Reproduce all the entries exactly and keep the pictures out.

[Data entries]
::::

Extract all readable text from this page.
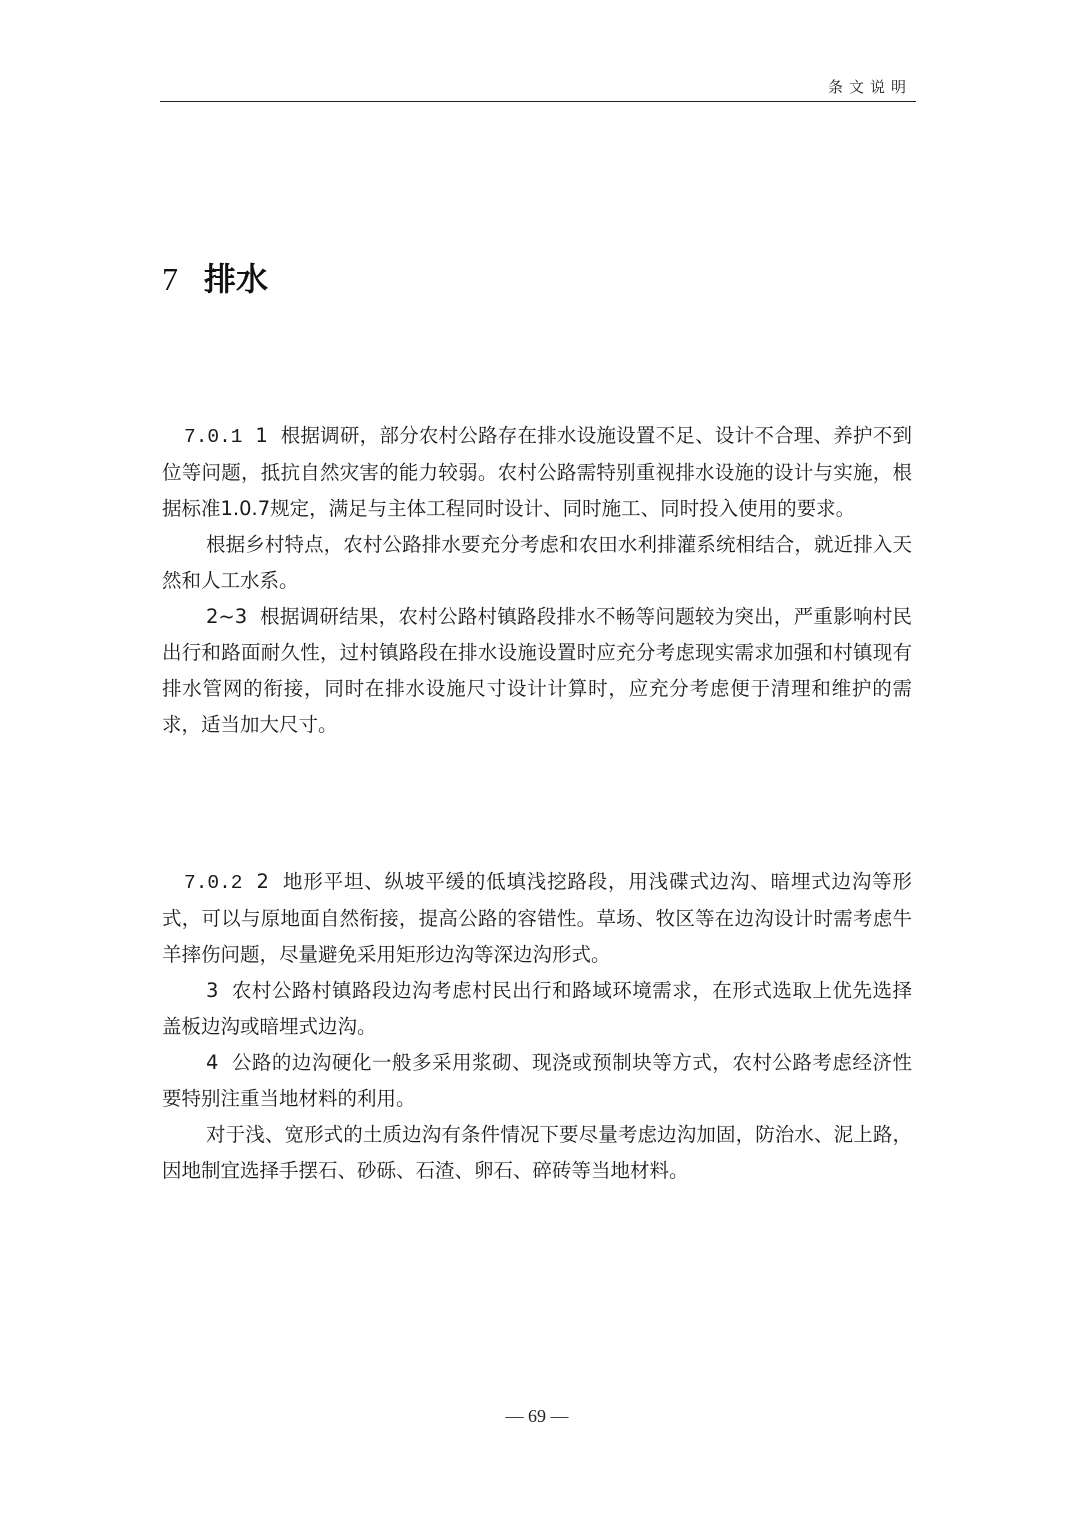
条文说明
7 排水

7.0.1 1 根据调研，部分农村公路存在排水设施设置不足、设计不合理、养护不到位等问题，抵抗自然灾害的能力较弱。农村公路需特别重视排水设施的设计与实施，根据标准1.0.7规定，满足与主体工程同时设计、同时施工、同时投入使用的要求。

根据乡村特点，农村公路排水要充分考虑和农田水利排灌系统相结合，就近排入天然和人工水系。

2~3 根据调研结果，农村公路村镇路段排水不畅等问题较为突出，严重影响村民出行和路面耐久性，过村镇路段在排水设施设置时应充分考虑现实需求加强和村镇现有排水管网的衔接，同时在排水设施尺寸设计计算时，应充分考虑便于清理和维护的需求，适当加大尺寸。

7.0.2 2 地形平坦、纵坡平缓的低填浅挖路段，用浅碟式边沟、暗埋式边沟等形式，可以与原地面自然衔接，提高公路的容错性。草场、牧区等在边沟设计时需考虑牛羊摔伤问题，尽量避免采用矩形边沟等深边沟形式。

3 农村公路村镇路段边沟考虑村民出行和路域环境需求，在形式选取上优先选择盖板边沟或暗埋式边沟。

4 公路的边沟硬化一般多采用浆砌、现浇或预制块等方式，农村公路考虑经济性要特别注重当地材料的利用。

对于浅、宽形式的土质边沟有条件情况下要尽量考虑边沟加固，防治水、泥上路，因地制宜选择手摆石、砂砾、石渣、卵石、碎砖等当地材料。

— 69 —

::::

- Problem solution:
Extract all readable text from this page.
条文说明
7 排水

7.0.1 1 根据调研，部分农村公路存在排水设施设置不足、设计不合理、养护不到位等问题，抵抗自然灾害的能力较弱。农村公路需特别重视排水设施的设计与实施，根据标准1.0.7规定，满足与主体工程同时设计、同时施工、同时投入使用的要求。

根据乡村特点，农村公路排水要充分考虑和农田水利排灌系统相结合，就近排入天然和人工水系。

2~3 根据调研结果，农村公路村镇路段排水不畅等问题较为突出，严重影响村民出行和路面耐久性，过村镇路段在排水设施设置时应充分考虑现实需求加强和村镇现有排水管网的衔接，同时在排水设施尺寸设计计算时，应充分考虑便于清理和维护的需求，适当加大尺寸。

7.0.2 2 地形平坦、纵坡平缓的低填浅挖路段，用浅碟式边沟、暗埋式边沟等形式，可以与原地面自然衔接，提高公路的容错性。草场、牧区等在边沟设计时需考虑牛羊摔伤问题，尽量避免采用矩形边沟等深边沟形式。

3 农村公路村镇路段边沟考虑村民出行和路域环境需求，在形式选取上优先选择盖板边沟或暗埋式边沟。

4 公路的边沟硬化一般多采用浆砌、现浇或预制块等方式，农村公路考虑经济性要特别注重当地材料的利用。

对于浅、宽形式的土质边沟有条件情况下要尽量考虑边沟加固，防治水、泥上路，因地制宜选择手摆石、砂砾、石渣、卵石、碎砖等当地材料。

— 69 —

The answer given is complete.